Short task
Each line below either holds the string "dalam" or doesn't. Count those that do and give only the number.

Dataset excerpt
================
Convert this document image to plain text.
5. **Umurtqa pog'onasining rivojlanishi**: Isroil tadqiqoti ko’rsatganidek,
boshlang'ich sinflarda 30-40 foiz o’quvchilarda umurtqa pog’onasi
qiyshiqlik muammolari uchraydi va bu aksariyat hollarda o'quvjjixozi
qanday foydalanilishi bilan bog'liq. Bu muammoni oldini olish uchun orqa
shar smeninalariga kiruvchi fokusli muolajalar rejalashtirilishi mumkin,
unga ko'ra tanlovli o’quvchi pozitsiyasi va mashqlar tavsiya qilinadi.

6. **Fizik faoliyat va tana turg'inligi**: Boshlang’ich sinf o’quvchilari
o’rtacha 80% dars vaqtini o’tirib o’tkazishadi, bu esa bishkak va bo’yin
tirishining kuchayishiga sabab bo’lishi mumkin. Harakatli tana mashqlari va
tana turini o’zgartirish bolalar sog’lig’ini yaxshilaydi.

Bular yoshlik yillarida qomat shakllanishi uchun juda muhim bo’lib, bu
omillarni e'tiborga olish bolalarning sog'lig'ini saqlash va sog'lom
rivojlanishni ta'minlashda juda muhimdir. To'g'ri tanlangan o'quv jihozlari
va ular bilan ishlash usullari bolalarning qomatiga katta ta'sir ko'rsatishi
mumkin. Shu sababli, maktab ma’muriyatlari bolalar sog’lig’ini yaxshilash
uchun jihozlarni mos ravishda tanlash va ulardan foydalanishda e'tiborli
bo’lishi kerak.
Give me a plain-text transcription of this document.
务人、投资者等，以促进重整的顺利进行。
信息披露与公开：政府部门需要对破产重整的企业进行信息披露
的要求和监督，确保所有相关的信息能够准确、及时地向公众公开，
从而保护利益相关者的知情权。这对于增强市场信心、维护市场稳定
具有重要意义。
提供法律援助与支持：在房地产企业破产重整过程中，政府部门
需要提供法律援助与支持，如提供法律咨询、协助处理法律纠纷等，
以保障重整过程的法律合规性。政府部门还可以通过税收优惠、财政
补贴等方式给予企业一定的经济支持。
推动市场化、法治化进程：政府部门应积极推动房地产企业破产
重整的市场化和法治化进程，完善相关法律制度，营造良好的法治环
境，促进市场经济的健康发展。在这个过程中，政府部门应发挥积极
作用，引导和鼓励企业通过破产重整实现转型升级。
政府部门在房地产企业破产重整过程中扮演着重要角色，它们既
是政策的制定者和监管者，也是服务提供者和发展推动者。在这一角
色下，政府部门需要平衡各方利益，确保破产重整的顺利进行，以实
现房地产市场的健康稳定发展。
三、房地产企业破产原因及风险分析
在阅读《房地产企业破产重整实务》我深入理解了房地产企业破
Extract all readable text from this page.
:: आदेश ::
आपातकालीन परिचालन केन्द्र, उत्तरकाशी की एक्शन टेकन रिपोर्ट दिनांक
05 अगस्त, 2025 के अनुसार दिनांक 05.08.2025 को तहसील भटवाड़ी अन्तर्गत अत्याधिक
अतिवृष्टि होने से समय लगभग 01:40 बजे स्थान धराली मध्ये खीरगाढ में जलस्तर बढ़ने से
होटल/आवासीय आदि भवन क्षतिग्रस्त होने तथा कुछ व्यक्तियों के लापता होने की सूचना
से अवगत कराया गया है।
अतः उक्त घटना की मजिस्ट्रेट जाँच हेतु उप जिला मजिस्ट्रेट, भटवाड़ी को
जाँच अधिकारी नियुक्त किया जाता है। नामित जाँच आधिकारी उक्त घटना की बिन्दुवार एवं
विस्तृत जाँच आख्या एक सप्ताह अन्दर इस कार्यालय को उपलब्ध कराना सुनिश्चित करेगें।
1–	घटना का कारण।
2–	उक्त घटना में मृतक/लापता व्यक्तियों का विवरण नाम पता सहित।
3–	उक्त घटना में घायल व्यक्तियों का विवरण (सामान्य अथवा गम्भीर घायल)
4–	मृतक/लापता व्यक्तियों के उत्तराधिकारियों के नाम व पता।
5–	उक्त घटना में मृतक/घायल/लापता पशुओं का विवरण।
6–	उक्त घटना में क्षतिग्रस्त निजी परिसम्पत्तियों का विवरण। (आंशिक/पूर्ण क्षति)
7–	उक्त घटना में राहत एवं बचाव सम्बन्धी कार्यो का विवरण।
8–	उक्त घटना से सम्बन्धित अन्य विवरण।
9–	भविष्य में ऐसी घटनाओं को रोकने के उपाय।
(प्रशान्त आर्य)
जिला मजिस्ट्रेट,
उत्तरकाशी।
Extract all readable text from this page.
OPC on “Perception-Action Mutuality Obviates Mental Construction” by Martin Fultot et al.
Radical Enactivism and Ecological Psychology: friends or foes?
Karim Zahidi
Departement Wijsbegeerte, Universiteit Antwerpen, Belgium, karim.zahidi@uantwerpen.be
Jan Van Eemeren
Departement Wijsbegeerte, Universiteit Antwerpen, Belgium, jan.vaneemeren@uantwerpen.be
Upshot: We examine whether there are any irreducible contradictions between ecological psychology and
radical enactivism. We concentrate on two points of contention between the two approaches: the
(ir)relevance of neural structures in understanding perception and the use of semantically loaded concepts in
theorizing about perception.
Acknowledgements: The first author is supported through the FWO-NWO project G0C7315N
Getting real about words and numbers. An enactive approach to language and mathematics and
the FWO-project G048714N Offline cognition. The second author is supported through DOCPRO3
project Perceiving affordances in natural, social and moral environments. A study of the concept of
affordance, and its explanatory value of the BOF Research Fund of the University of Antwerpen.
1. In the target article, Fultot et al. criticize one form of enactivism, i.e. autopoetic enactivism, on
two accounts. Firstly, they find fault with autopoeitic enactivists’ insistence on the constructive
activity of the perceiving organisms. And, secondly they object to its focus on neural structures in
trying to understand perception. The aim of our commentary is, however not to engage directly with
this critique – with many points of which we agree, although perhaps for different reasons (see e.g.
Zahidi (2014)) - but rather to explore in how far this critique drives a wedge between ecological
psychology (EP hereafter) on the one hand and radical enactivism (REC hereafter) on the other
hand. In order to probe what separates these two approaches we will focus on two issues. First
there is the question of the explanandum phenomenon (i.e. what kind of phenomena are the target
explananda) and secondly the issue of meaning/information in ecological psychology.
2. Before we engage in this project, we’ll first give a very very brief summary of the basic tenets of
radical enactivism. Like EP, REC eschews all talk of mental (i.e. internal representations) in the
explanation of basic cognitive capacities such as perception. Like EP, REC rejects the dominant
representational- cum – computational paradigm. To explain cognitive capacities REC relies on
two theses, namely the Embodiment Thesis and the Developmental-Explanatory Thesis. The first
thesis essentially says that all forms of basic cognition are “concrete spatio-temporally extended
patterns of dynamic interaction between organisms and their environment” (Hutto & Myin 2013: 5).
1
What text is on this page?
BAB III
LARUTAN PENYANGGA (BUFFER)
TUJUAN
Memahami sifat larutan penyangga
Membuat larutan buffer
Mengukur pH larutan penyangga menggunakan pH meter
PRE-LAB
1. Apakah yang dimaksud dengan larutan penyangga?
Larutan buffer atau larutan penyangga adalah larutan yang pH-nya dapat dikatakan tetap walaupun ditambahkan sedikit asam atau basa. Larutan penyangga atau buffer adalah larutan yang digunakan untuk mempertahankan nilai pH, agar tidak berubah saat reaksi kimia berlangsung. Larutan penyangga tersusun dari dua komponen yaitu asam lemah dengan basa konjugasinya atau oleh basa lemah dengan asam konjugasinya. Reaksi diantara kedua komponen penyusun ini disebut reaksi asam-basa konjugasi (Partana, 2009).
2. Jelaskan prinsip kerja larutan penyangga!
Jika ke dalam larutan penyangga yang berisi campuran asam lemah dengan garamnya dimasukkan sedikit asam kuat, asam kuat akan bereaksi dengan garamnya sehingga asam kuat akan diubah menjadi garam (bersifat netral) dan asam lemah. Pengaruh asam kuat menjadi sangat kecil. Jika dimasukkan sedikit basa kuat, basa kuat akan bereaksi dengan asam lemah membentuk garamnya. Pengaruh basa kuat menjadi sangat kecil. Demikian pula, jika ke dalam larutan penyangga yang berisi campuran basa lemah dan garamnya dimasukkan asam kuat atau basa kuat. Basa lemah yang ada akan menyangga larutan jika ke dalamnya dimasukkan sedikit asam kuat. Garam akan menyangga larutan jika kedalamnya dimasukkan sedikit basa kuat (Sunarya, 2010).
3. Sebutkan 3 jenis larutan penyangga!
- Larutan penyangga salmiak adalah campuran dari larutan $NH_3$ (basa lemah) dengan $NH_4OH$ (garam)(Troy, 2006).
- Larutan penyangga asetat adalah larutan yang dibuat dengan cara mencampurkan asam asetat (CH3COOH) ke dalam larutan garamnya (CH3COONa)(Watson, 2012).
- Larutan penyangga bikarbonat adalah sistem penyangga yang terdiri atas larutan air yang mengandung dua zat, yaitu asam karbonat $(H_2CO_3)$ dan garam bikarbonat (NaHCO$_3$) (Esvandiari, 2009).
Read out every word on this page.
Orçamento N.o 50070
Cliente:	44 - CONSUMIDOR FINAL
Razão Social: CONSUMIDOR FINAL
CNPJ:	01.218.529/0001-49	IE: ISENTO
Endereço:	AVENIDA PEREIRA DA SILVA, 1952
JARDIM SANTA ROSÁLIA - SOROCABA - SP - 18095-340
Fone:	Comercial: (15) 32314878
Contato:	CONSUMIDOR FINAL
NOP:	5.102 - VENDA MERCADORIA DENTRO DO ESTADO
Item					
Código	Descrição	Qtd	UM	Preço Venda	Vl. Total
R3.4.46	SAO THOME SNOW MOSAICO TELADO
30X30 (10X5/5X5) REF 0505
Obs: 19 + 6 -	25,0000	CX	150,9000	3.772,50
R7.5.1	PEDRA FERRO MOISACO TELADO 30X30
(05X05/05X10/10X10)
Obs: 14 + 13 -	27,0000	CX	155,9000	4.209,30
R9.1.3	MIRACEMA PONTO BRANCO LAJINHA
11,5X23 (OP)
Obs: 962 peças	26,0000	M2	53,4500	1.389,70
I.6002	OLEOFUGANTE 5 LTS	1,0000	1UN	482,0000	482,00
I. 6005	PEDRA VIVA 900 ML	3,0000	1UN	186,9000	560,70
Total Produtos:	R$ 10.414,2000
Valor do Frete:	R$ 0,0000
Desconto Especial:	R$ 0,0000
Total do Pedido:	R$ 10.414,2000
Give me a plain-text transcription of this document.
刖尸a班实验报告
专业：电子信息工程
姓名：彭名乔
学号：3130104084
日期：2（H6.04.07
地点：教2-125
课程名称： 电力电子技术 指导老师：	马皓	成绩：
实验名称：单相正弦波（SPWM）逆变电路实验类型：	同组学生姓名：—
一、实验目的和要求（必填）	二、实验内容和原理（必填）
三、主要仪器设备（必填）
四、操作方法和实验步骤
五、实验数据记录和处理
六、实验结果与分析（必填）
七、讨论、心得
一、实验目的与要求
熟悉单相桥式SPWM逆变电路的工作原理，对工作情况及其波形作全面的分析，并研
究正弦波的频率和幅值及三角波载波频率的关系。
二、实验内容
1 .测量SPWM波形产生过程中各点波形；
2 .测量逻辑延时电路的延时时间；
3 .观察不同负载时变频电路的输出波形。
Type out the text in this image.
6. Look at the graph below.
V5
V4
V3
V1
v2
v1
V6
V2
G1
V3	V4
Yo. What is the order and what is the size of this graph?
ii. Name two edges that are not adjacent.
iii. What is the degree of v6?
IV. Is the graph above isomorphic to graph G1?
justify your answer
================
Correct response
2